Problem requirements
Each line that includes the string "title" counts once; give the total and nothing else.

Records
BEGIN
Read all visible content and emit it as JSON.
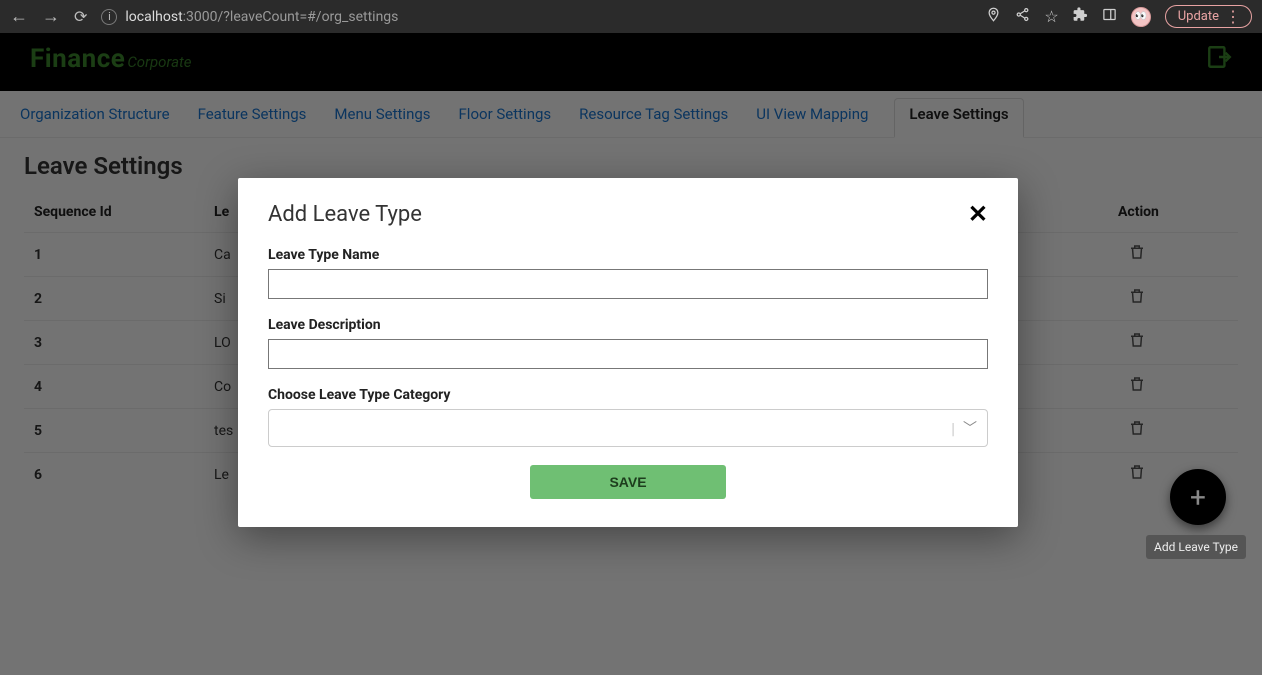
{
  "browser": {
    "url_host": "localhost",
    "url_rest": ":3000/?leaveCount=#/org_settings",
    "update_label": "Update"
  },
  "brand": {
    "main": "Finance",
    "sub": "Corporate"
  },
  "tabs": [
    {
      "label": "Organization Structure"
    },
    {
      "label": "Feature Settings"
    },
    {
      "label": "Menu Settings"
    },
    {
      "label": "Floor Settings"
    },
    {
      "label": "Resource Tag Settings"
    },
    {
      "label": "UI View Mapping"
    },
    {
      "label": "Leave Settings"
    }
  ],
  "page": {
    "title": "Leave Settings",
    "columns": {
      "seq": "Sequence Id",
      "leave": "Le",
      "action": "Action"
    },
    "rows": [
      {
        "seq": "1",
        "leave": "Ca"
      },
      {
        "seq": "2",
        "leave": "Si"
      },
      {
        "seq": "3",
        "leave": "LO"
      },
      {
        "seq": "4",
        "leave": "Co"
      },
      {
        "seq": "5",
        "leave": "tes"
      },
      {
        "seq": "6",
        "leave": "Le"
      }
    ]
  },
  "fab": {
    "tooltip": "Add Leave Type"
  },
  "modal": {
    "title": "Add Leave Type",
    "fields": {
      "name_label": "Leave Type Name",
      "desc_label": "Leave Description",
      "cat_label": "Choose Leave Type Category",
      "name_value": "",
      "desc_value": "",
      "cat_value": ""
    },
    "save_label": "SAVE"
  }
}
END
Written response
2